__Exercise objective__
Each entry below must be repeated exactly, with pictures left out.

----------------------------------------

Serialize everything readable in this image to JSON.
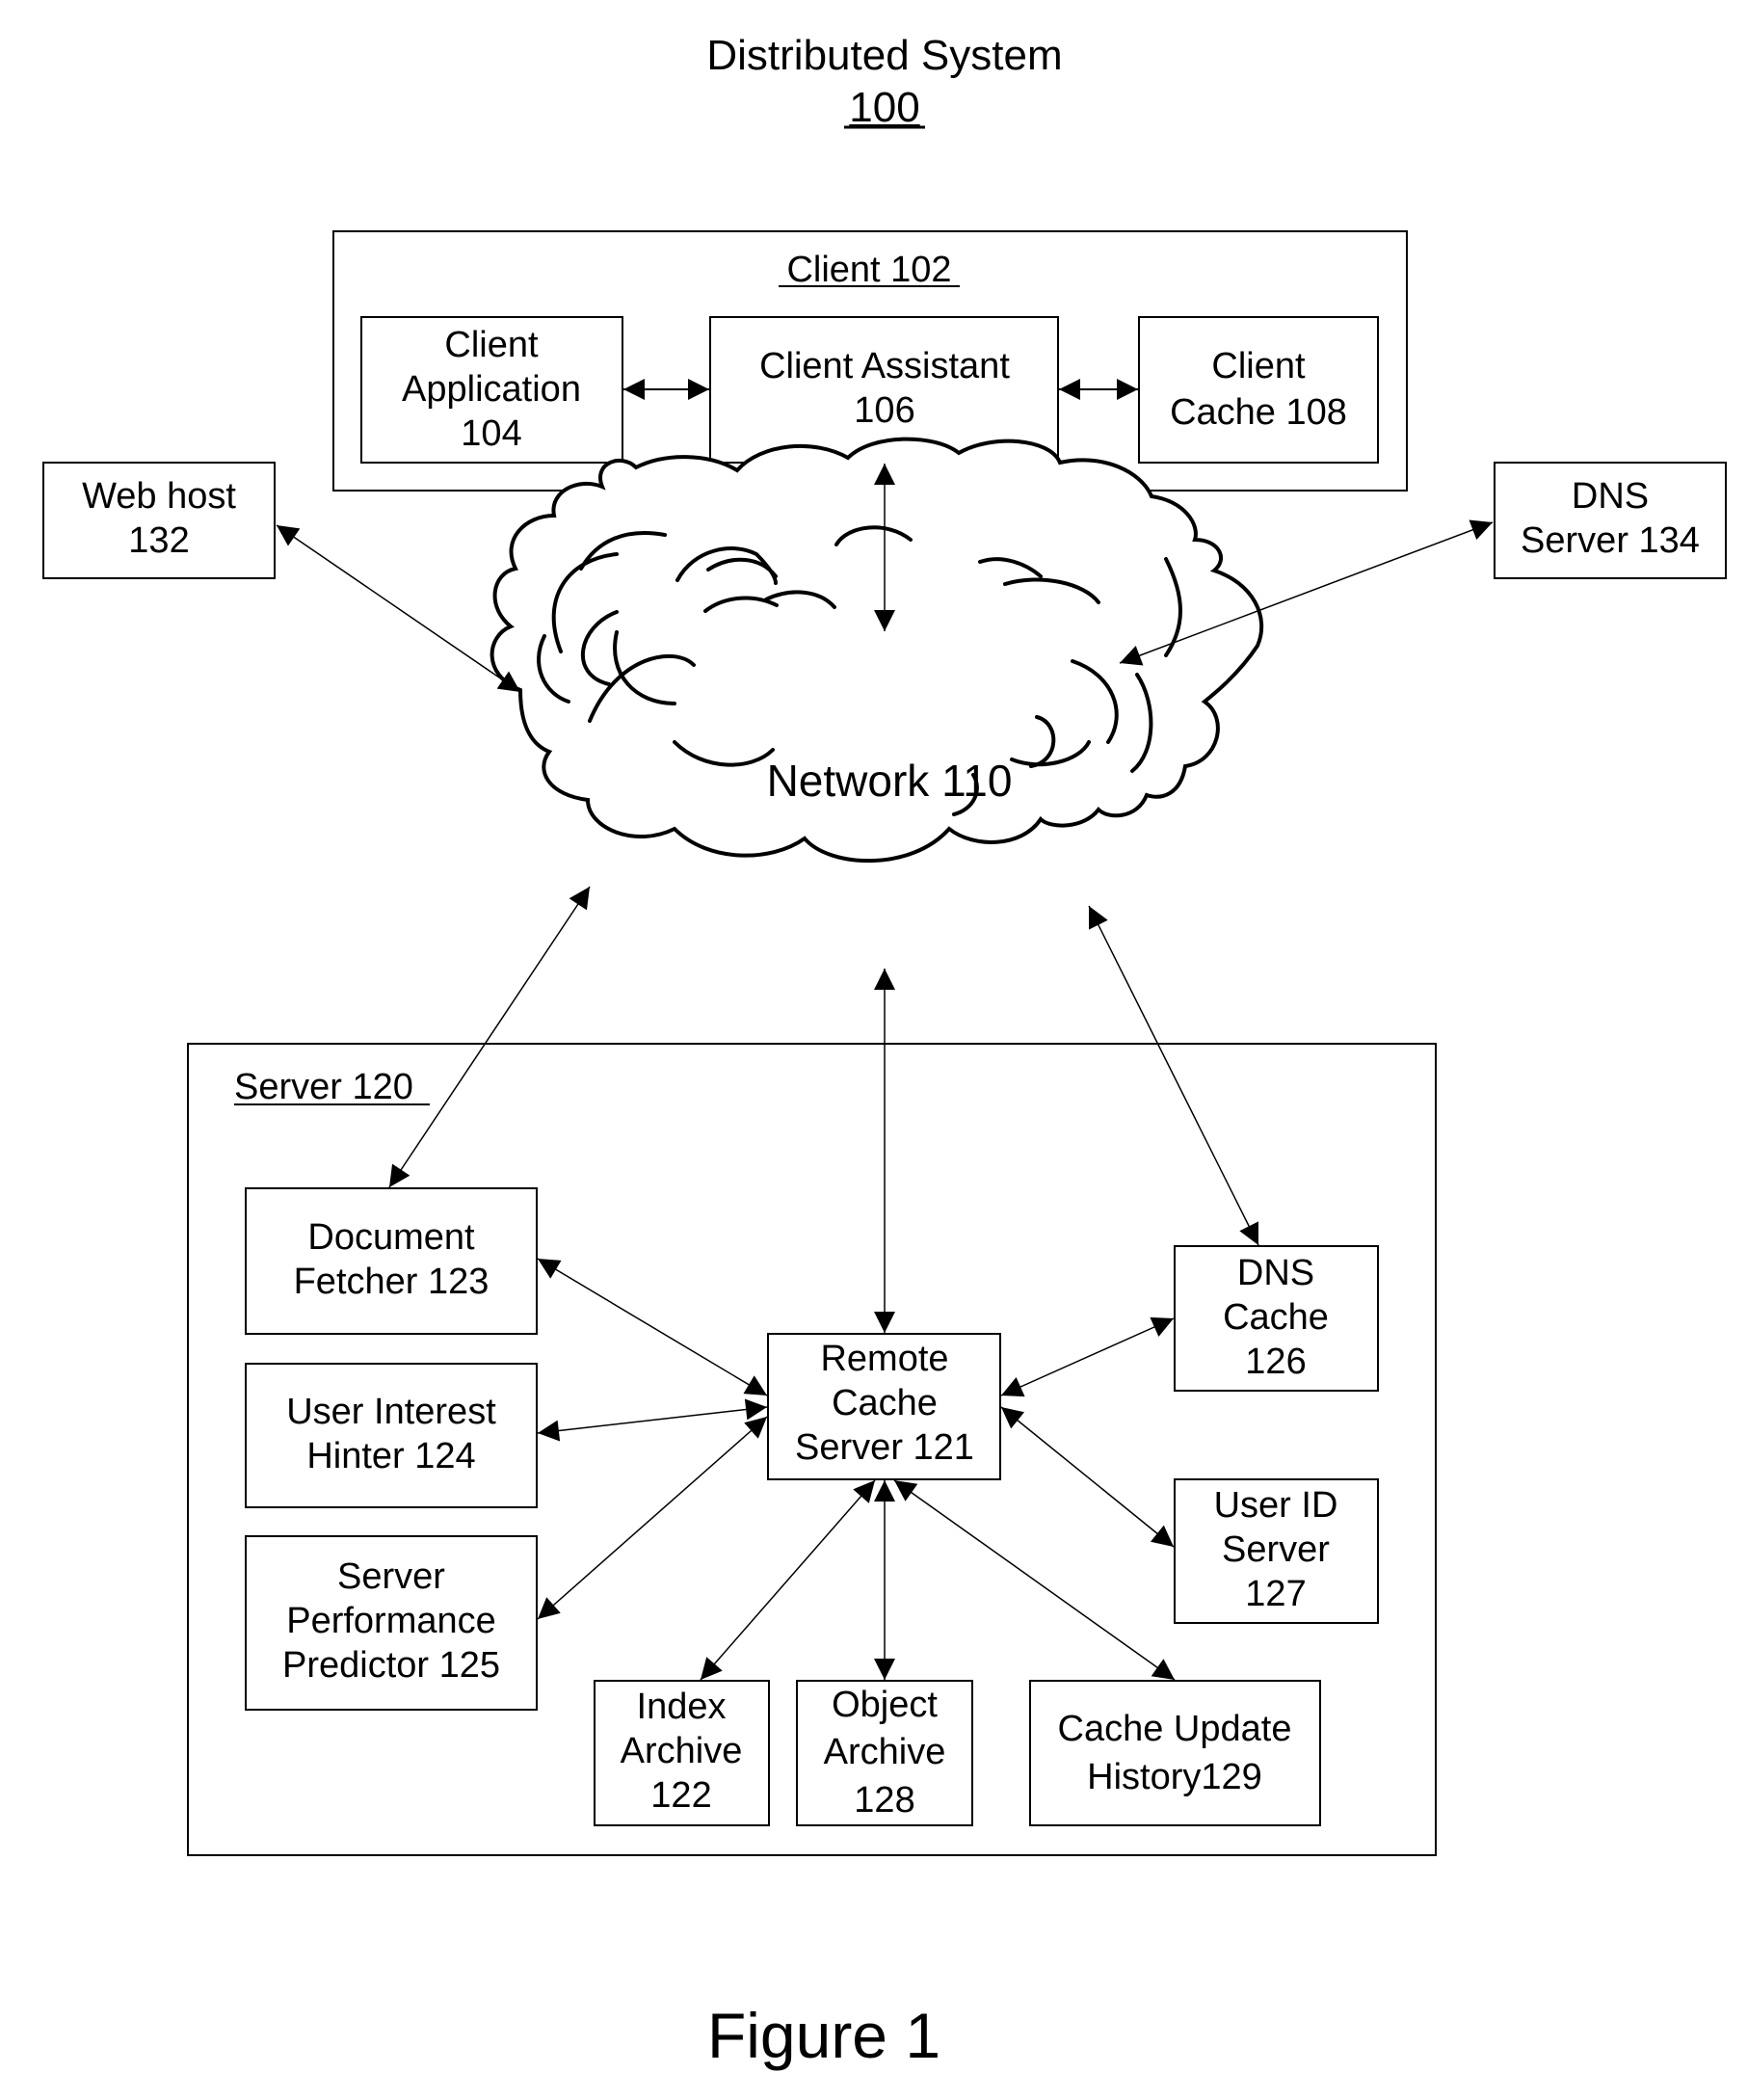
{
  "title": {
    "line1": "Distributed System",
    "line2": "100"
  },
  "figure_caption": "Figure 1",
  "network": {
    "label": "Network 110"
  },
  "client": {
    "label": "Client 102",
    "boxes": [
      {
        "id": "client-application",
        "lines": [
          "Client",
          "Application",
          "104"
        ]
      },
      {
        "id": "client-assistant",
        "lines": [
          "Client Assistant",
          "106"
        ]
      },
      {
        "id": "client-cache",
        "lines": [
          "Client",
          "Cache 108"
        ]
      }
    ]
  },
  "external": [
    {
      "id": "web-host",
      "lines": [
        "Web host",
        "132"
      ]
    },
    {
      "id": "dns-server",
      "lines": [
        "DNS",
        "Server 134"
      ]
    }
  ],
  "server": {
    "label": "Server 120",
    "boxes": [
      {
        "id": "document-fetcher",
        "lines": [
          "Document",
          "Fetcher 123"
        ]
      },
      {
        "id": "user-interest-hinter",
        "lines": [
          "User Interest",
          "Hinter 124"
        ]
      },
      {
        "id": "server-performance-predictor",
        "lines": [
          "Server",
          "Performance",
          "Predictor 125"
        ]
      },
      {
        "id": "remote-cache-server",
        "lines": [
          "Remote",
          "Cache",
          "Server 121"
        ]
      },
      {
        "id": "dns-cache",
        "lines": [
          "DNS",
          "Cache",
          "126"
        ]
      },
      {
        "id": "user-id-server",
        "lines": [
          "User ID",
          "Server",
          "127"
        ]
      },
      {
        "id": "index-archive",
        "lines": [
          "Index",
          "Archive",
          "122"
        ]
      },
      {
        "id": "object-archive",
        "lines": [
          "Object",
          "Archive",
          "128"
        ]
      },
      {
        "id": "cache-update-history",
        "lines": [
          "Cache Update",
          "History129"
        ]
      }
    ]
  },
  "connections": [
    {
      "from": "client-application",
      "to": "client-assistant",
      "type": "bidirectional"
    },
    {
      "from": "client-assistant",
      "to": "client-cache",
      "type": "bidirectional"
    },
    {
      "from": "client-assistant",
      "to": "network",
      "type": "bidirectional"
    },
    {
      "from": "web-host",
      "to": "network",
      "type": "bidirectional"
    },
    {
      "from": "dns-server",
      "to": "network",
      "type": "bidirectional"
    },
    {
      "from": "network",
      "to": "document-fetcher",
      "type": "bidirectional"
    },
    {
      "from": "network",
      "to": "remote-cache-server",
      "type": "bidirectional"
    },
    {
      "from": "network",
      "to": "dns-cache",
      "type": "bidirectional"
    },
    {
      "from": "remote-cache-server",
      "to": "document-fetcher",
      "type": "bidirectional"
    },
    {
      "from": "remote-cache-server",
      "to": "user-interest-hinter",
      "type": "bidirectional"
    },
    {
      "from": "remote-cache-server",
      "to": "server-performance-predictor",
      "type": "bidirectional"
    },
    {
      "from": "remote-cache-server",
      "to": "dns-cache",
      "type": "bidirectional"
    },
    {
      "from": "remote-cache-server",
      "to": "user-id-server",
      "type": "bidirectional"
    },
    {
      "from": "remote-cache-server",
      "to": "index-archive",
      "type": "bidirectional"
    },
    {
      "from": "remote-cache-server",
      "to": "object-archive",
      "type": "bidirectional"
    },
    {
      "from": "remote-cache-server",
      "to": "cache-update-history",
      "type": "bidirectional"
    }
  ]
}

----------------------------------------

__Complete answer__
Serialize everything readable in this image to JSON.
{
  "title": {
    "line1": "Distributed System",
    "line2": "100"
  },
  "figure_caption": "Figure 1",
  "network": {
    "label": "Network 110"
  },
  "client": {
    "label": "Client 102",
    "boxes": [
      {
        "id": "client-application",
        "lines": [
          "Client",
          "Application",
          "104"
        ]
      },
      {
        "id": "client-assistant",
        "lines": [
          "Client Assistant",
          "106"
        ]
      },
      {
        "id": "client-cache",
        "lines": [
          "Client",
          "Cache 108"
        ]
      }
    ]
  },
  "external": [
    {
      "id": "web-host",
      "lines": [
        "Web host",
        "132"
      ]
    },
    {
      "id": "dns-server",
      "lines": [
        "DNS",
        "Server 134"
      ]
    }
  ],
  "server": {
    "label": "Server 120",
    "boxes": [
      {
        "id": "document-fetcher",
        "lines": [
          "Document",
          "Fetcher 123"
        ]
      },
      {
        "id": "user-interest-hinter",
        "lines": [
          "User Interest",
          "Hinter 124"
        ]
      },
      {
        "id": "server-performance-predictor",
        "lines": [
          "Server",
          "Performance",
          "Predictor 125"
        ]
      },
      {
        "id": "remote-cache-server",
        "lines": [
          "Remote",
          "Cache",
          "Server 121"
        ]
      },
      {
        "id": "dns-cache",
        "lines": [
          "DNS",
          "Cache",
          "126"
        ]
      },
      {
        "id": "user-id-server",
        "lines": [
          "User ID",
          "Server",
          "127"
        ]
      },
      {
        "id": "index-archive",
        "lines": [
          "Index",
          "Archive",
          "122"
        ]
      },
      {
        "id": "object-archive",
        "lines": [
          "Object",
          "Archive",
          "128"
        ]
      },
      {
        "id": "cache-update-history",
        "lines": [
          "Cache Update",
          "History129"
        ]
      }
    ]
  },
  "connections": [
    {
      "from": "client-application",
      "to": "client-assistant",
      "type": "bidirectional"
    },
    {
      "from": "client-assistant",
      "to": "client-cache",
      "type": "bidirectional"
    },
    {
      "from": "client-assistant",
      "to": "network",
      "type": "bidirectional"
    },
    {
      "from": "web-host",
      "to": "network",
      "type": "bidirectional"
    },
    {
      "from": "dns-server",
      "to": "network",
      "type": "bidirectional"
    },
    {
      "from": "network",
      "to": "document-fetcher",
      "type": "bidirectional"
    },
    {
      "from": "network",
      "to": "remote-cache-server",
      "type": "bidirectional"
    },
    {
      "from": "network",
      "to": "dns-cache",
      "type": "bidirectional"
    },
    {
      "from": "remote-cache-server",
      "to": "document-fetcher",
      "type": "bidirectional"
    },
    {
      "from": "remote-cache-server",
      "to": "user-interest-hinter",
      "type": "bidirectional"
    },
    {
      "from": "remote-cache-server",
      "to": "server-performance-predictor",
      "type": "bidirectional"
    },
    {
      "from": "remote-cache-server",
      "to": "dns-cache",
      "type": "bidirectional"
    },
    {
      "from": "remote-cache-server",
      "to": "user-id-server",
      "type": "bidirectional"
    },
    {
      "from": "remote-cache-server",
      "to": "index-archive",
      "type": "bidirectional"
    },
    {
      "from": "remote-cache-server",
      "to": "object-archive",
      "type": "bidirectional"
    },
    {
      "from": "remote-cache-server",
      "to": "cache-update-history",
      "type": "bidirectional"
    }
  ]
}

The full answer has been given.